■ JOB:
Using the data below, determine the number of lines that include the string "want". Write only that number.

■ RECORD EXCERPTS:
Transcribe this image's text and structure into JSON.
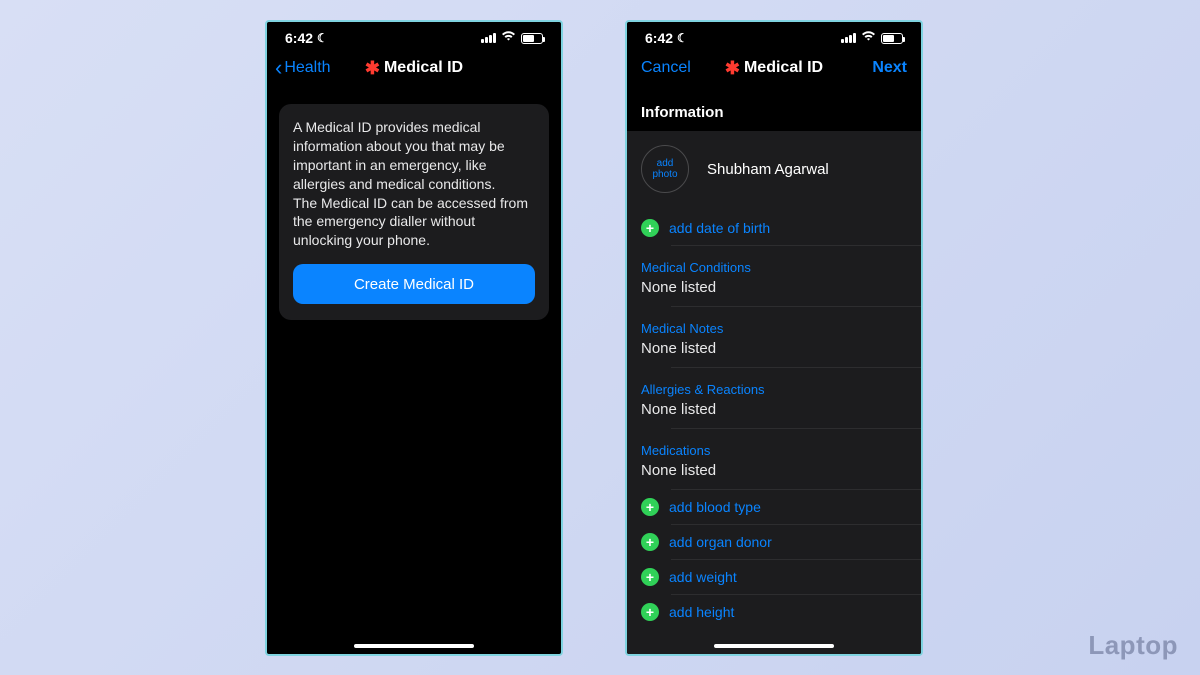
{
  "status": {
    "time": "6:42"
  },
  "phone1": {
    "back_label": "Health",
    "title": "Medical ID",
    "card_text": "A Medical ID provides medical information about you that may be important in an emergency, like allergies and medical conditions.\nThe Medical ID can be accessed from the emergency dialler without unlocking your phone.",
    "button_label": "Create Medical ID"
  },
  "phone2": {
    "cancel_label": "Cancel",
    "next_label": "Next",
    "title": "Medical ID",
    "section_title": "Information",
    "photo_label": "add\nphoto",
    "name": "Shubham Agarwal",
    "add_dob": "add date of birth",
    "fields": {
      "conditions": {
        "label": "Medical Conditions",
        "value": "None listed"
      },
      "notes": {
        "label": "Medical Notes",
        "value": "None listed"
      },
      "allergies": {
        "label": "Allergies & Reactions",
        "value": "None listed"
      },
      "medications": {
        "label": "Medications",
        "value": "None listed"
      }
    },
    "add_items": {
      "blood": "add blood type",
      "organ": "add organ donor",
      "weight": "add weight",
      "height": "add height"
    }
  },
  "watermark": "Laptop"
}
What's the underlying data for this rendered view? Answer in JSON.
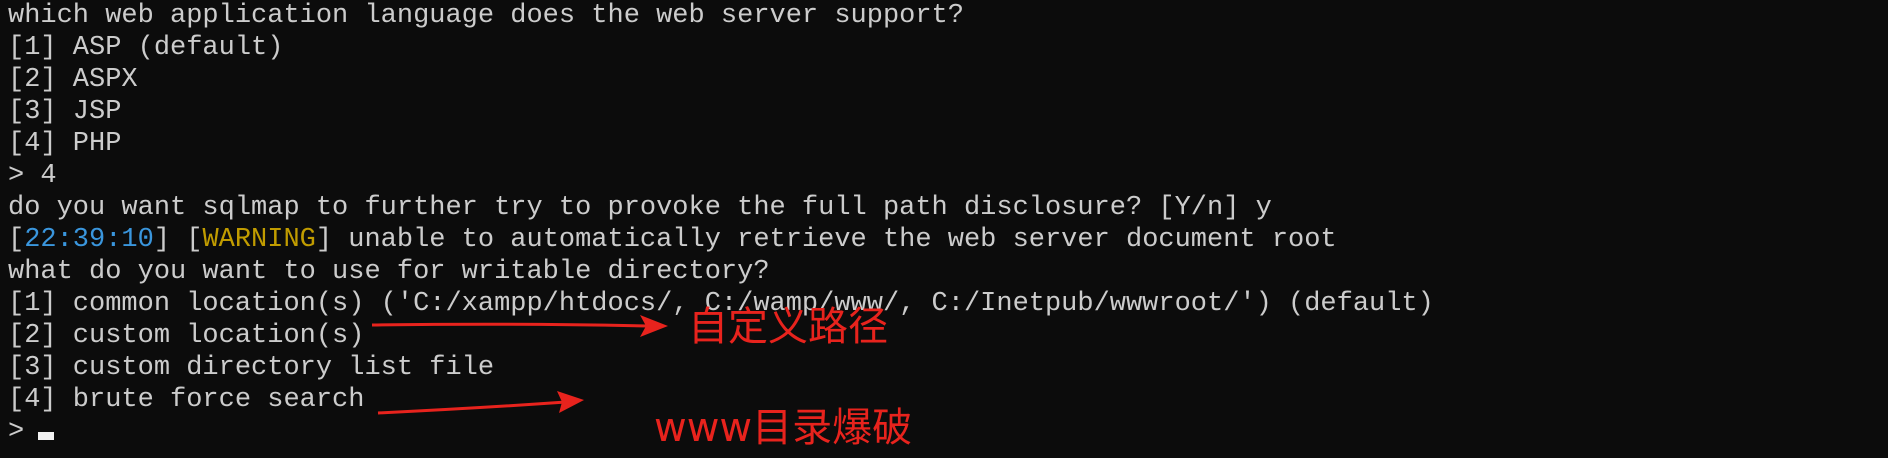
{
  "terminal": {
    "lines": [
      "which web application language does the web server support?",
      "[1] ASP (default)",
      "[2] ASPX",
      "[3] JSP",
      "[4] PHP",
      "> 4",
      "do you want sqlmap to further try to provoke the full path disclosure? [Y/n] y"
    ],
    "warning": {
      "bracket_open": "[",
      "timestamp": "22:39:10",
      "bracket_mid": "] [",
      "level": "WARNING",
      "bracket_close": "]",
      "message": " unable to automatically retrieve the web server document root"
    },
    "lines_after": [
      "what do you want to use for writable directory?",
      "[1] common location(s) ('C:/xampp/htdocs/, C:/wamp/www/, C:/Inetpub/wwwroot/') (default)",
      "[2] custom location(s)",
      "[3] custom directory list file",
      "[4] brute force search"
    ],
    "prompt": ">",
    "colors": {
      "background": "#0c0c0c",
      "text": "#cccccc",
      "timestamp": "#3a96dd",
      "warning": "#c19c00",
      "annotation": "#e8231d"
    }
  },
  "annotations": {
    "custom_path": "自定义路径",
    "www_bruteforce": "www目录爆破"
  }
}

--

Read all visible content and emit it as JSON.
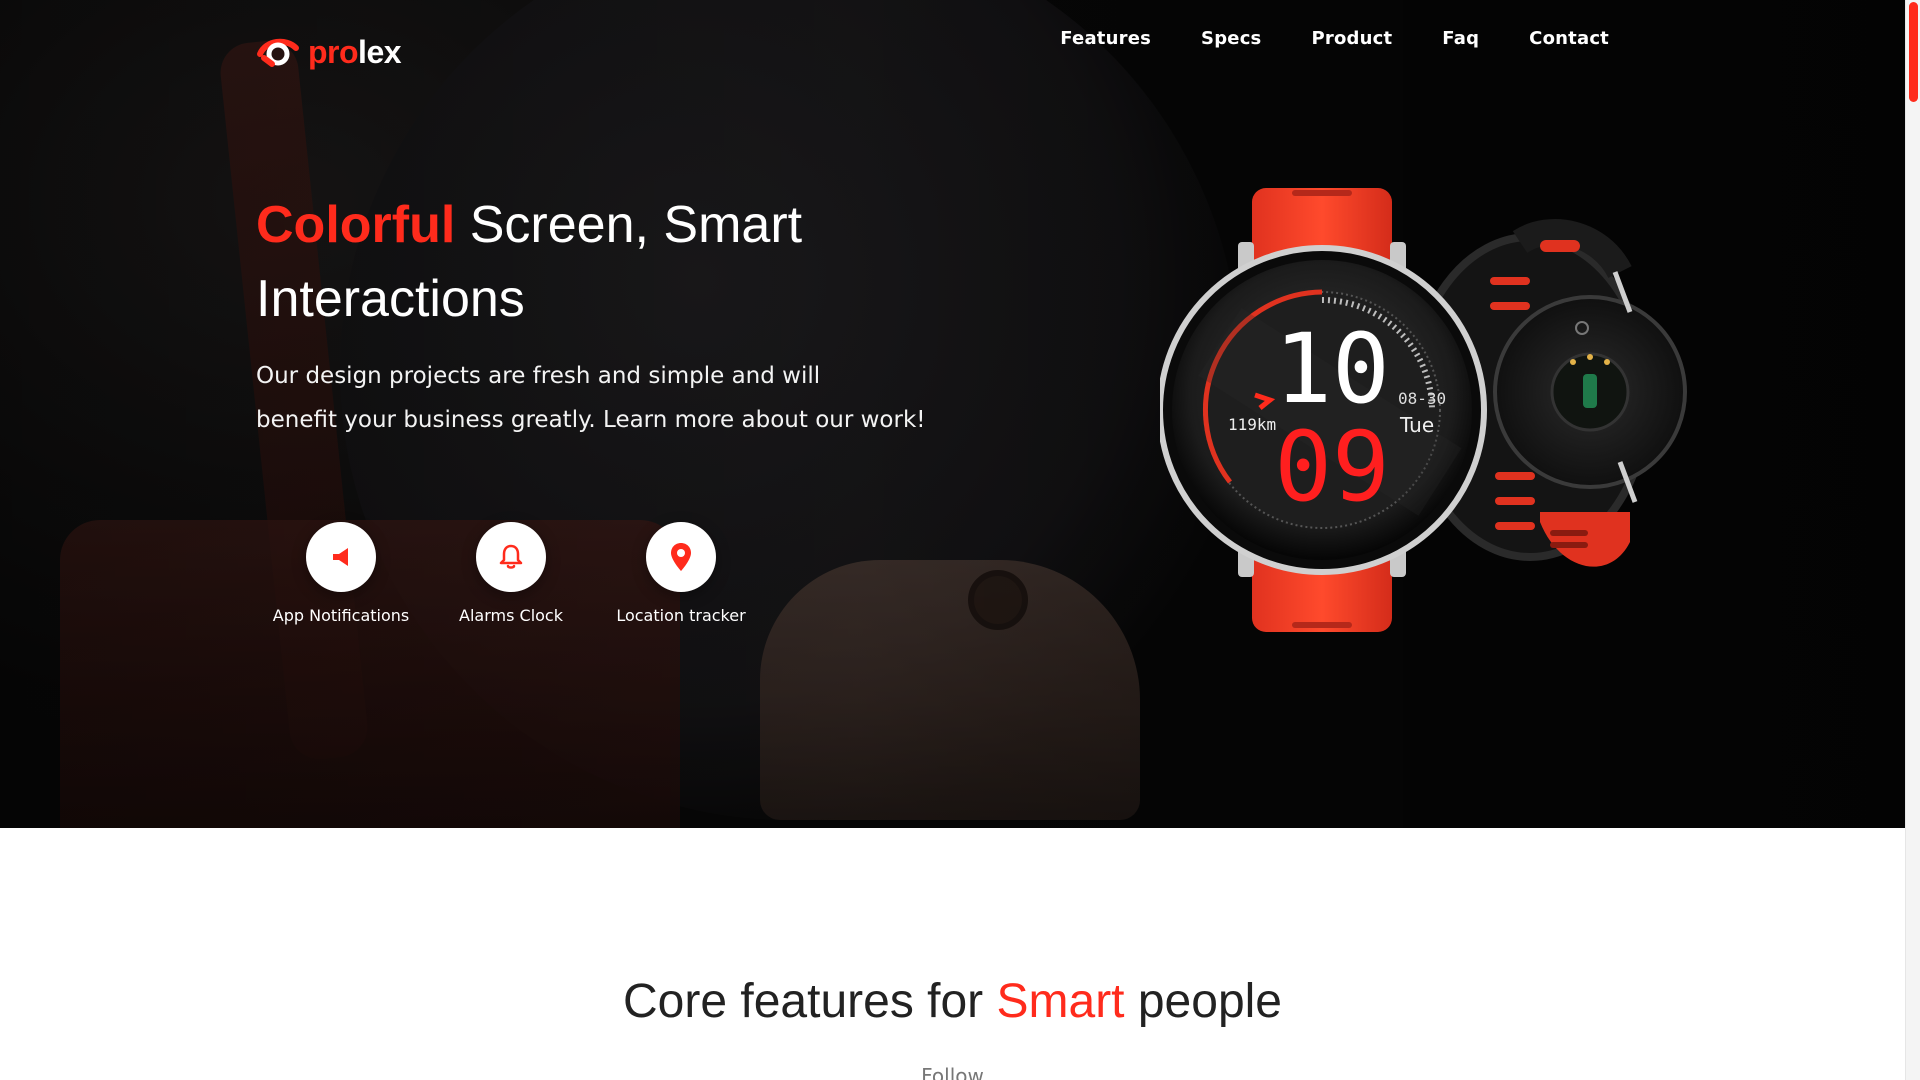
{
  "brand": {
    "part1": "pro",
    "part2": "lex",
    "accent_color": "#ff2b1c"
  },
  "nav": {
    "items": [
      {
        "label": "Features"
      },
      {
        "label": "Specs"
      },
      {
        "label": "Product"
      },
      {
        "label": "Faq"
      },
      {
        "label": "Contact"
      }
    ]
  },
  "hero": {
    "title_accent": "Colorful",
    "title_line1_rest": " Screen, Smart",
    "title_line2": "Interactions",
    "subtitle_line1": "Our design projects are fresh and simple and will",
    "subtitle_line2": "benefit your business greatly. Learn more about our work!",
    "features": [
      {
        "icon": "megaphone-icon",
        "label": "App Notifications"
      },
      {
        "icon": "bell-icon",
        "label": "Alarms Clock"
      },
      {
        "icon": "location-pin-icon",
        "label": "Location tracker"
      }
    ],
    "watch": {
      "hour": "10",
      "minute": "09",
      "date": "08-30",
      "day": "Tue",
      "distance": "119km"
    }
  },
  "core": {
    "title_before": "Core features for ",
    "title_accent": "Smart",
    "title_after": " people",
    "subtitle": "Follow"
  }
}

■ TASK ANSWER:
2